(What is asked) Filter the listing below, copying every line in which the word "污水处理" appears.

(Listed records)
►

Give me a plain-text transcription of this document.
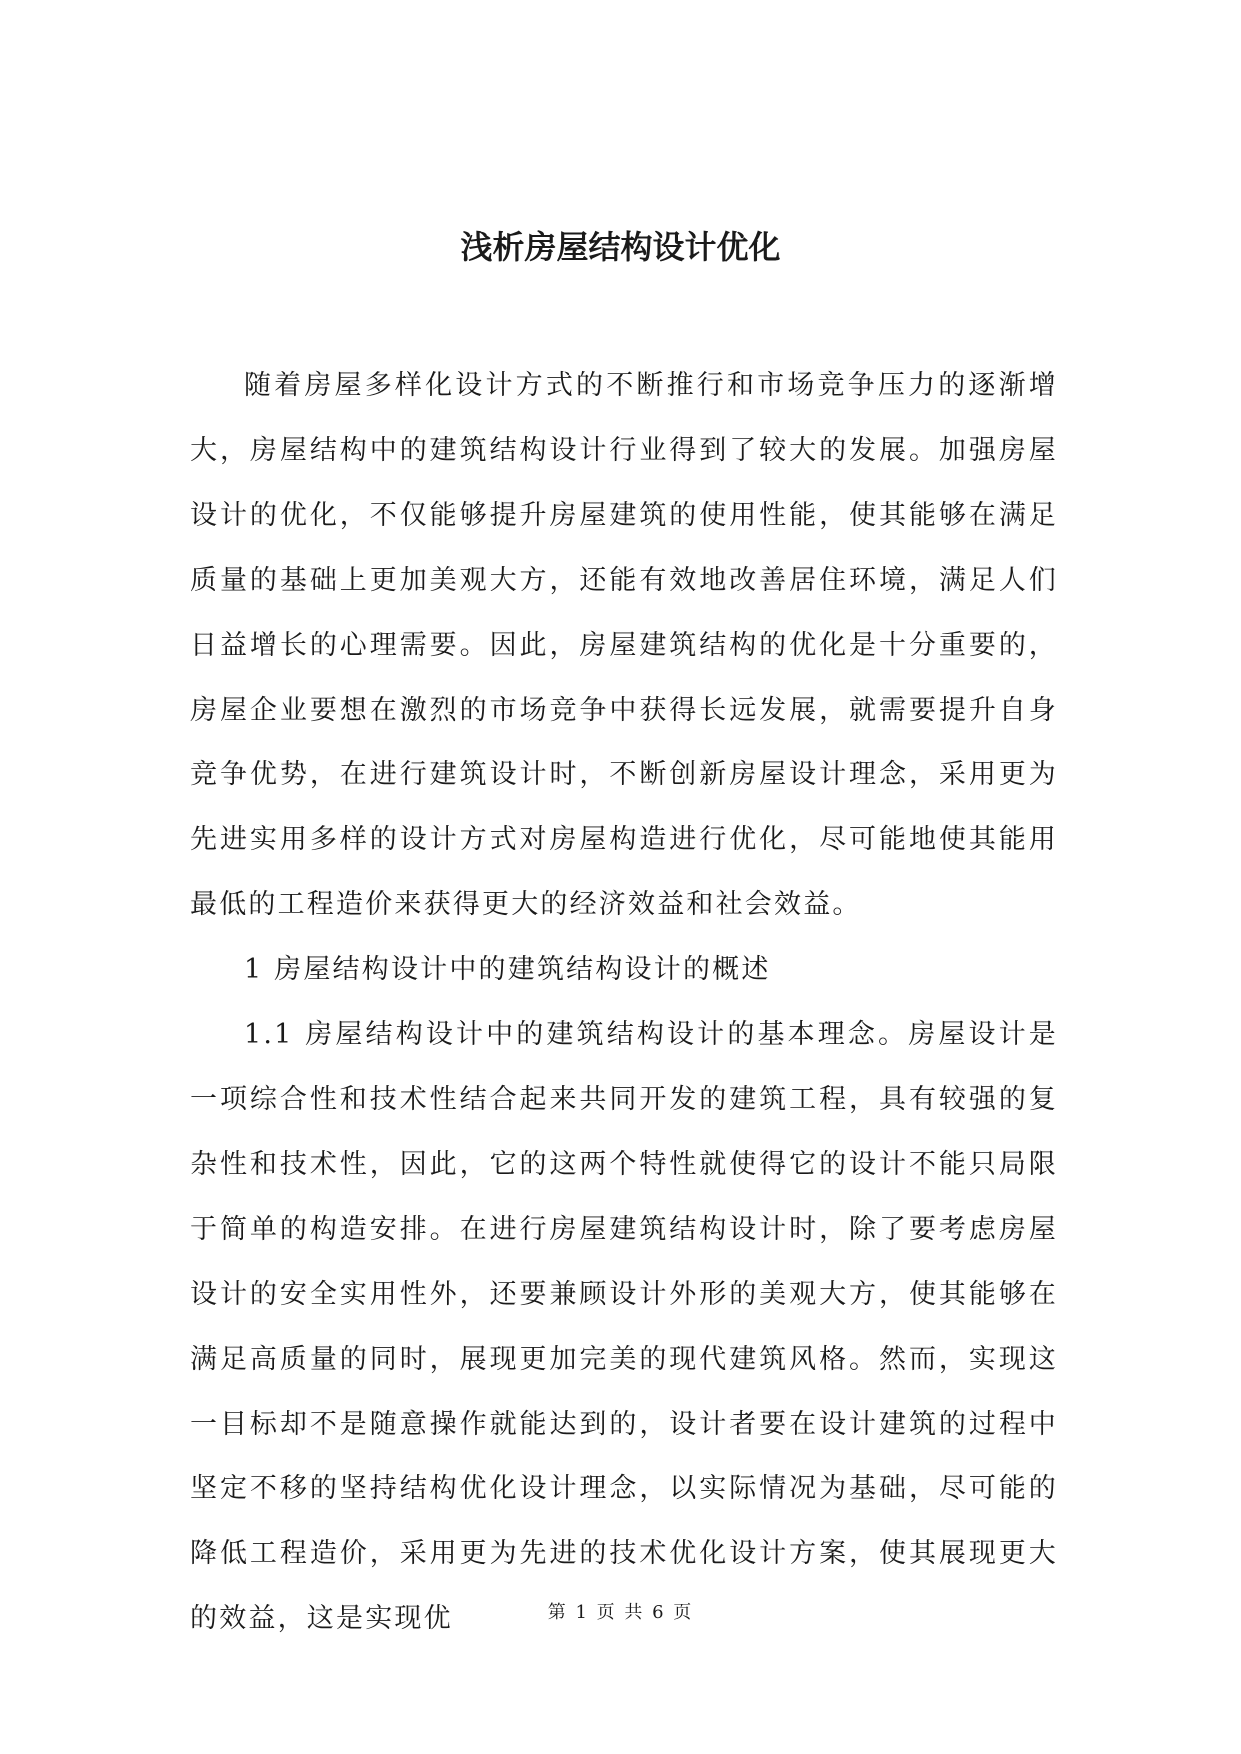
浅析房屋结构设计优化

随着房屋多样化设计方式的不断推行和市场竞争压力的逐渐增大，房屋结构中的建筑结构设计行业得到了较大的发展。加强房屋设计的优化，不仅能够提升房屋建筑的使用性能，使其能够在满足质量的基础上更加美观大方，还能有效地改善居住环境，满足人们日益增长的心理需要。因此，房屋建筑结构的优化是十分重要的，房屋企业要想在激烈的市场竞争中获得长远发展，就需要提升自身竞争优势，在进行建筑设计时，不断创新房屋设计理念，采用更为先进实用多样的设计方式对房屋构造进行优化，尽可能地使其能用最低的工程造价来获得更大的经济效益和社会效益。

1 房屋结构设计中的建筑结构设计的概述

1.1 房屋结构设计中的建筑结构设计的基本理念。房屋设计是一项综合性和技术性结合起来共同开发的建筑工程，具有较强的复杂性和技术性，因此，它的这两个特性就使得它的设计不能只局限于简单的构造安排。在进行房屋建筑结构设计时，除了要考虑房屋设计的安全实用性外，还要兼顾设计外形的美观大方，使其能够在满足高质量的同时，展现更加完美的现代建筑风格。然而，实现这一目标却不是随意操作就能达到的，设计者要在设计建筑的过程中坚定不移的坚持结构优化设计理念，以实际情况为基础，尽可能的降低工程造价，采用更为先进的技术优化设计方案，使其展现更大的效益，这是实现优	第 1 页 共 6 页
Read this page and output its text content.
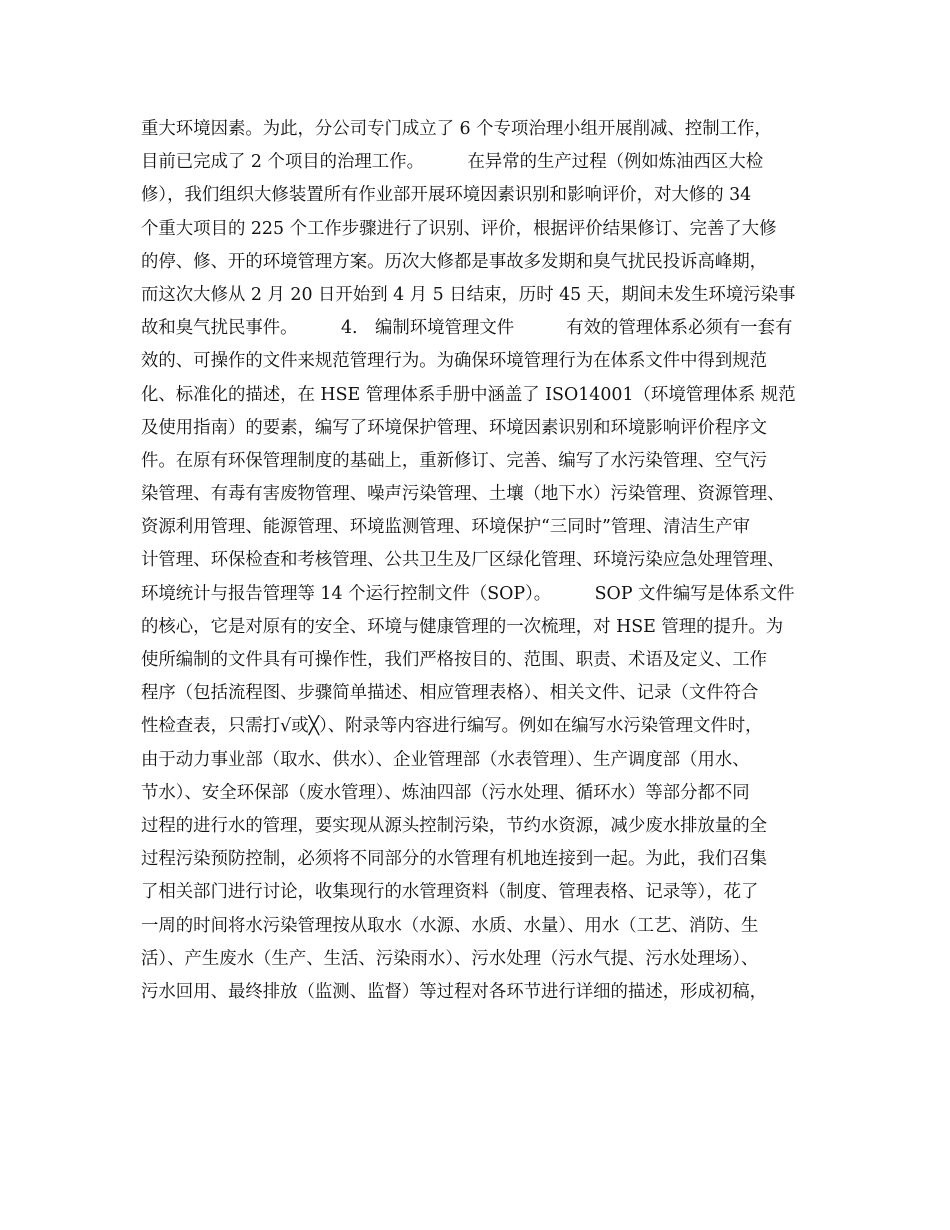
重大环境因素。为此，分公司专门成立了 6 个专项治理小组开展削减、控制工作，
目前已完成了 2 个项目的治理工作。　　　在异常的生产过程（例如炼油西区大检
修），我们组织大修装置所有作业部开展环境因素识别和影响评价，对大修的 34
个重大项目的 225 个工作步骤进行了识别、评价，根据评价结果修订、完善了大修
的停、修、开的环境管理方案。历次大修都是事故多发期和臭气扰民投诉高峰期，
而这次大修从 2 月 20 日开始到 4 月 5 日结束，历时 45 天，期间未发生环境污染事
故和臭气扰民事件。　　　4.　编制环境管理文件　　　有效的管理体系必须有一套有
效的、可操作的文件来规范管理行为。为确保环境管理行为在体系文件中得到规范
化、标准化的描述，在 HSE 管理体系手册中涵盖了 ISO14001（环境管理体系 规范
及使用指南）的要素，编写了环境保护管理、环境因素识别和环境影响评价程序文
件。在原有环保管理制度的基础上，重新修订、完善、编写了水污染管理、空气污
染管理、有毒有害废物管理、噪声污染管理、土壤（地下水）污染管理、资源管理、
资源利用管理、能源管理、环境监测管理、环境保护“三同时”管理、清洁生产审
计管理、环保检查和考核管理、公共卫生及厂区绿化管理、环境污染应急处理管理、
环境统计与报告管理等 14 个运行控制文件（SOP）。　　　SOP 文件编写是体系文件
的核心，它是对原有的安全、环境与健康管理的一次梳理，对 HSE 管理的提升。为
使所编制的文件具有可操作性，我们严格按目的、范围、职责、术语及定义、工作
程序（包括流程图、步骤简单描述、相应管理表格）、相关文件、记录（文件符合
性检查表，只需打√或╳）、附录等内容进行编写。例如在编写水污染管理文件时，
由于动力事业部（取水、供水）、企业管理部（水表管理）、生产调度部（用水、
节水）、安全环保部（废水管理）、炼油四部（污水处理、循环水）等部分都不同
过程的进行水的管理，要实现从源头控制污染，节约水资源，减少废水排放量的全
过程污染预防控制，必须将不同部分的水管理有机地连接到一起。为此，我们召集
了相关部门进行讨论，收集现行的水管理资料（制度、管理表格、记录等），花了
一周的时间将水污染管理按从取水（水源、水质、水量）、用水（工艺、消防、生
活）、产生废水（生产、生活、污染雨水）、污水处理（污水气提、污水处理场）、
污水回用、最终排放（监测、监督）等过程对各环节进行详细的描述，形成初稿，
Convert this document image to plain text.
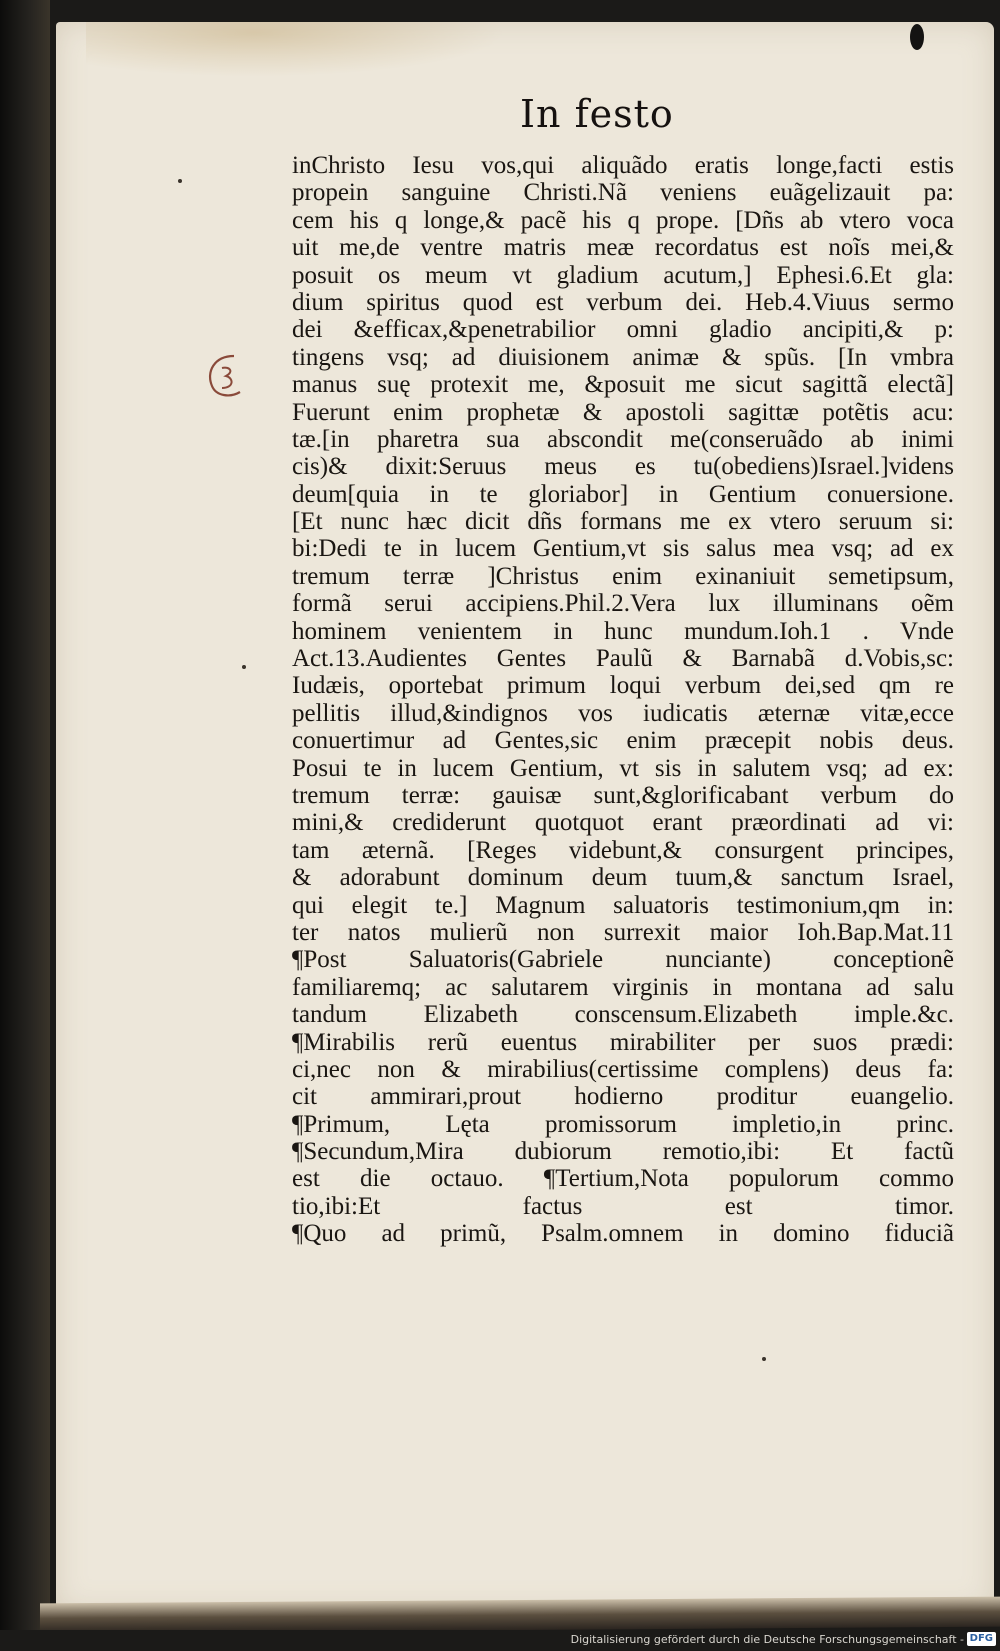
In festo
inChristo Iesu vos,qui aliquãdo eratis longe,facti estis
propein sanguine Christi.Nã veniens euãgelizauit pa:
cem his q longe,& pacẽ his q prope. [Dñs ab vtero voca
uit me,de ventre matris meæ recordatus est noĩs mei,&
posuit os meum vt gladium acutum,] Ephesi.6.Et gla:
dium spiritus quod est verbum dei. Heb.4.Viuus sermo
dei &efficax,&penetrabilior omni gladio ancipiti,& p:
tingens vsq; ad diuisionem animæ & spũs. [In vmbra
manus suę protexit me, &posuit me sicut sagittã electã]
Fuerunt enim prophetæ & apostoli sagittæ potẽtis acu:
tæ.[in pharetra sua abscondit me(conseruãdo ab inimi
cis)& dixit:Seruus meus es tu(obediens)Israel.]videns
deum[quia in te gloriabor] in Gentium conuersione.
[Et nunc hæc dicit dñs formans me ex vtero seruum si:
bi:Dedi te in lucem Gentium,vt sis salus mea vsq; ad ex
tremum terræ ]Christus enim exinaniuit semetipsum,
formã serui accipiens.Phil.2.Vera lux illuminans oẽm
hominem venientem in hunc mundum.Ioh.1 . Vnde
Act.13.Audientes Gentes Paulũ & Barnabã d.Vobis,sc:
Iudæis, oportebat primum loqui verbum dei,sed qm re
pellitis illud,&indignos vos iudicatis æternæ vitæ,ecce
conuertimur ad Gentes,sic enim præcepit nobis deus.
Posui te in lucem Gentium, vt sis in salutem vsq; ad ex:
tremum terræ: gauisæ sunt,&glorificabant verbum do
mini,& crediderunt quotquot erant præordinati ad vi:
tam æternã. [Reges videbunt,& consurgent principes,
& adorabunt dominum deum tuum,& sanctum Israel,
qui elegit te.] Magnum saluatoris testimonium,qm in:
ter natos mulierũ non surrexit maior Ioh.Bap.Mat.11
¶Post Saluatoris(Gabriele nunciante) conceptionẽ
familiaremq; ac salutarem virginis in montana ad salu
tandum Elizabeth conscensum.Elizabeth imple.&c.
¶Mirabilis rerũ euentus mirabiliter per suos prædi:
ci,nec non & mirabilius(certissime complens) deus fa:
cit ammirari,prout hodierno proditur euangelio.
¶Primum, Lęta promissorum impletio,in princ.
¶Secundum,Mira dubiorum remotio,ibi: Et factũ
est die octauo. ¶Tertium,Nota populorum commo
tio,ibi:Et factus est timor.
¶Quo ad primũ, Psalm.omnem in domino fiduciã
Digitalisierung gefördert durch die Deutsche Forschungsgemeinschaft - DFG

◄

(Solved exercise)
节水）、安全环保部（废水管理）、炼油四部（污水处理、循环水）等部分都不同
活）、产生废水（生产、生活、污染雨水）、污水处理（污水气提、污水处理场）、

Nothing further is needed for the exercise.